▶ _Written problem_:
Each entry has to be copied exactly, with nothing missed.
————
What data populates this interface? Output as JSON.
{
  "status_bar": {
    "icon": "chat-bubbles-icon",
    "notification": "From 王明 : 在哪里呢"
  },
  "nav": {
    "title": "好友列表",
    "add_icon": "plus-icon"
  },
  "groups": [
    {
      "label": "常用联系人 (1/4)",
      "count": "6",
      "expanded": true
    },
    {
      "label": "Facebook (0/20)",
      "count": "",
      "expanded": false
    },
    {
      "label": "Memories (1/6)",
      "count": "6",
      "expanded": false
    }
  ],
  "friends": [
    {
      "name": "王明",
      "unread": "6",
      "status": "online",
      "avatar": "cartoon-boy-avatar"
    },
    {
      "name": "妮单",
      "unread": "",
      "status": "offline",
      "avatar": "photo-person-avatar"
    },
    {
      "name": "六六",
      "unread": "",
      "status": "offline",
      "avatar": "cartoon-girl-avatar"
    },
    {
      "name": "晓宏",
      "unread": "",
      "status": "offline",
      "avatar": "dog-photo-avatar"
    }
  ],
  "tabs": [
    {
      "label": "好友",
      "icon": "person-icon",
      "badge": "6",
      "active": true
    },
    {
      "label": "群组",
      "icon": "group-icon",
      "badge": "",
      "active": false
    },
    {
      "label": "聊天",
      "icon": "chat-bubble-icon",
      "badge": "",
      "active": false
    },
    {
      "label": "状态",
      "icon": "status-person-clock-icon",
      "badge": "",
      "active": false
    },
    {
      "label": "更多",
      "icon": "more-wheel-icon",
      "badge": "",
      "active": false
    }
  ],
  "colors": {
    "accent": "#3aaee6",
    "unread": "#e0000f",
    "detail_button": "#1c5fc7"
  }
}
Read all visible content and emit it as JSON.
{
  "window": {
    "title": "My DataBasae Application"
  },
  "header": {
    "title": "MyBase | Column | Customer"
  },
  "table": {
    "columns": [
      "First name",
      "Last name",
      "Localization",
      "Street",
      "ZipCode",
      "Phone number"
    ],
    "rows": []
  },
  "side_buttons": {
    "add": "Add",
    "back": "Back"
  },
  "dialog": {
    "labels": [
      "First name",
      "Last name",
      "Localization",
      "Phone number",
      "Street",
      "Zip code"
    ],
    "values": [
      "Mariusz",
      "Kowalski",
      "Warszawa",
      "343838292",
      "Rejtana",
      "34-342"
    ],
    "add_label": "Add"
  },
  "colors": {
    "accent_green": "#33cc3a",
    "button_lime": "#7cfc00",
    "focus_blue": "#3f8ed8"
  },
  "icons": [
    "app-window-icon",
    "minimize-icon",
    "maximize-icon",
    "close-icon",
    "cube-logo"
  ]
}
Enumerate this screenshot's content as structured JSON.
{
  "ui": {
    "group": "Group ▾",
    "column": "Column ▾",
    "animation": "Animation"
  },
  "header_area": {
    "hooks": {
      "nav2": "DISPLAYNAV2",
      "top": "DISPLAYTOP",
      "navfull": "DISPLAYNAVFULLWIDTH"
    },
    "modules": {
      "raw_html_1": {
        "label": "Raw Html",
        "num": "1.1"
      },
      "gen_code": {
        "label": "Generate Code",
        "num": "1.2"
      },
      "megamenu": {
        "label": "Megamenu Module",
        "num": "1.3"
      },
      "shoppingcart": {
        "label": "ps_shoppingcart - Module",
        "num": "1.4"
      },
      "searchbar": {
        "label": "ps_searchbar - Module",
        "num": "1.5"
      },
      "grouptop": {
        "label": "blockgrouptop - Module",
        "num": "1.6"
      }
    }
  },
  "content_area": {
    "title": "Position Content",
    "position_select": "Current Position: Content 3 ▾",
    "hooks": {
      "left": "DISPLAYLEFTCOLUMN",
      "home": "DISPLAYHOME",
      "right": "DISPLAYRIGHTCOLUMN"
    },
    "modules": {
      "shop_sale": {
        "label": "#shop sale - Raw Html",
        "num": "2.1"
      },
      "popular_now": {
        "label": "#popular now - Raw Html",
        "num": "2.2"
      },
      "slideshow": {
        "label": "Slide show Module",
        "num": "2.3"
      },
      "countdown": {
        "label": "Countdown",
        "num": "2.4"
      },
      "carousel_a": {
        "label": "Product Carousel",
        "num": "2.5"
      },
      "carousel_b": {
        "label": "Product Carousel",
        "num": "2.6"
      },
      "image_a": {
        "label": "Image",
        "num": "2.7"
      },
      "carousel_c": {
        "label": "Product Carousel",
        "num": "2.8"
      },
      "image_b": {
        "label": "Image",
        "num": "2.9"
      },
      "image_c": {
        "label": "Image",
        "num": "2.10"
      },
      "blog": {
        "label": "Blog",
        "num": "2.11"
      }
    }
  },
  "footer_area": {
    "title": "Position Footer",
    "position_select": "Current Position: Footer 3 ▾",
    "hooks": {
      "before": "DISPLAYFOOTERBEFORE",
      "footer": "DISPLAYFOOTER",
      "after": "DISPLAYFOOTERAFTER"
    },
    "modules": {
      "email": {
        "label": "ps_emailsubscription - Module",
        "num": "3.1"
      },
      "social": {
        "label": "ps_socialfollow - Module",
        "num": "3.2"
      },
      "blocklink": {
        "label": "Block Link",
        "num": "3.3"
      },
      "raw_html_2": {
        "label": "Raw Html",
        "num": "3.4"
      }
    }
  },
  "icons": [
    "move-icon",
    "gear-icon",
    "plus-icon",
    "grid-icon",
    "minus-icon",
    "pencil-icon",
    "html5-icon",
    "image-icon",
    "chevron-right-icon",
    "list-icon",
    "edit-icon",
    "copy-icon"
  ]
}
————
▶ _The solution_:
What data populates this interface? Output as JSON.
{
  "status_bar": {
    "icon": "chat-bubbles-icon",
    "notification": "From 王明 : 在哪里呢"
  },
  "nav": {
    "title": "好友列表",
    "add_icon": "plus-icon"
  },
  "groups": [
    {
      "label": "常用联系人 (1/4)",
      "count": "6",
      "expanded": true
    },
    {
      "label": "Facebook (0/20)",
      "count": "",
      "expanded": false
    },
    {
      "label": "Memories (1/6)",
      "count": "6",
      "expanded": false
    }
  ],
  "friends": [
    {
      "name": "王明",
      "unread": "6",
      "status": "online",
      "avatar": "cartoon-boy-avatar"
    },
    {
      "name": "妮单",
      "unread": "",
      "status": "offline",
      "avatar": "photo-person-avatar"
    },
    {
      "name": "六六",
      "unread": "",
      "status": "offline",
      "avatar": "cartoon-girl-avatar"
    },
    {
      "name": "晓宏",
      "unread": "",
      "status": "offline",
      "avatar": "dog-photo-avatar"
    }
  ],
  "tabs": [
    {
      "label": "好友",
      "icon": "person-icon",
      "badge": "6",
      "active": true
    },
    {
      "label": "群组",
      "icon": "group-icon",
      "badge": "",
      "active": false
    },
    {
      "label": "聊天",
      "icon": "chat-bubble-icon",
      "badge": "",
      "active": false
    },
    {
      "label": "状态",
      "icon": "status-person-clock-icon",
      "badge": "",
      "active": false
    },
    {
      "label": "更多",
      "icon": "more-wheel-icon",
      "badge": "",
      "active": false
    }
  ],
  "colors": {
    "accent": "#3aaee6",
    "unread": "#e0000f",
    "detail_button": "#1c5fc7"
  }
}
Read all visible content and emit it as JSON.
{
  "window": {
    "title": "My DataBasae Application"
  },
  "header": {
    "title": "MyBase | Column | Customer"
  },
  "table": {
    "columns": [
      "First name",
      "Last name",
      "Localization",
      "Street",
      "ZipCode",
      "Phone number"
    ],
    "rows": []
  },
  "side_buttons": {
    "add": "Add",
    "back": "Back"
  },
  "dialog": {
    "labels": [
      "First name",
      "Last name",
      "Localization",
      "Phone number",
      "Street",
      "Zip code"
    ],
    "values": [
      "Mariusz",
      "Kowalski",
      "Warszawa",
      "343838292",
      "Rejtana",
      "34-342"
    ],
    "add_label": "Add"
  },
  "colors": {
    "accent_green": "#33cc3a",
    "button_lime": "#7cfc00",
    "focus_blue": "#3f8ed8"
  },
  "icons": [
    "app-window-icon",
    "minimize-icon",
    "maximize-icon",
    "close-icon",
    "cube-logo"
  ]
}
Enumerate this screenshot's content as structured JSON.
{
  "ui": {
    "group": "Group ▾",
    "column": "Column ▾",
    "animation": "Animation"
  },
  "header_area": {
    "hooks": {
      "nav2": "DISPLAYNAV2",
      "top": "DISPLAYTOP",
      "navfull": "DISPLAYNAVFULLWIDTH"
    },
    "modules": {
      "raw_html_1": {
        "label": "Raw Html",
        "num": "1.1"
      },
      "gen_code": {
        "label": "Generate Code",
        "num": "1.2"
      },
      "megamenu": {
        "label": "Megamenu Module",
        "num": "1.3"
      },
      "shoppingcart": {
        "label": "ps_shoppingcart - Module",
        "num": "1.4"
      },
      "searchbar": {
        "label": "ps_searchbar - Module",
        "num": "1.5"
      },
      "grouptop": {
        "label": "blockgrouptop - Module",
        "num": "1.6"
      }
    }
  },
  "content_area": {
    "title": "Position Content",
    "position_select": "Current Position: Content 3 ▾",
    "hooks": {
      "left": "DISPLAYLEFTCOLUMN",
      "home": "DISPLAYHOME",
      "right": "DISPLAYRIGHTCOLUMN"
    },
    "modules": {
      "shop_sale": {
        "label": "#shop sale - Raw Html",
        "num": "2.1"
      },
      "popular_now": {
        "label": "#popular now - Raw Html",
        "num": "2.2"
      },
      "slideshow": {
        "label": "Slide show Module",
        "num": "2.3"
      },
      "countdown": {
        "label": "Countdown",
        "num": "2.4"
      },
      "carousel_a": {
        "label": "Product Carousel",
        "num": "2.5"
      },
      "carousel_b": {
        "label": "Product Carousel",
        "num": "2.6"
      },
      "image_a": {
        "label": "Image",
        "num": "2.7"
      },
      "carousel_c": {
        "label": "Product Carousel",
        "num": "2.8"
      },
      "image_b": {
        "label": "Image",
        "num": "2.9"
      },
      "image_c": {
        "label": "Image",
        "num": "2.10"
      },
      "blog": {
        "label": "Blog",
        "num": "2.11"
      }
    }
  },
  "footer_area": {
    "title": "Position Footer",
    "position_select": "Current Position: Footer 3 ▾",
    "hooks": {
      "before": "DISPLAYFOOTERBEFORE",
      "footer": "DISPLAYFOOTER",
      "after": "DISPLAYFOOTERAFTER"
    },
    "modules": {
      "email": {
        "label": "ps_emailsubscription - Module",
        "num": "3.1"
      },
      "social": {
        "label": "ps_socialfollow - Module",
        "num": "3.2"
      },
      "blocklink": {
        "label": "Block Link",
        "num": "3.3"
      },
      "raw_html_2": {
        "label": "Raw Html",
        "num": "3.4"
      }
    }
  },
  "icons": [
    "move-icon",
    "gear-icon",
    "plus-icon",
    "grid-icon",
    "minus-icon",
    "pencil-icon",
    "html5-icon",
    "image-icon",
    "chevron-right-icon",
    "list-icon",
    "edit-icon",
    "copy-icon"
  ]
}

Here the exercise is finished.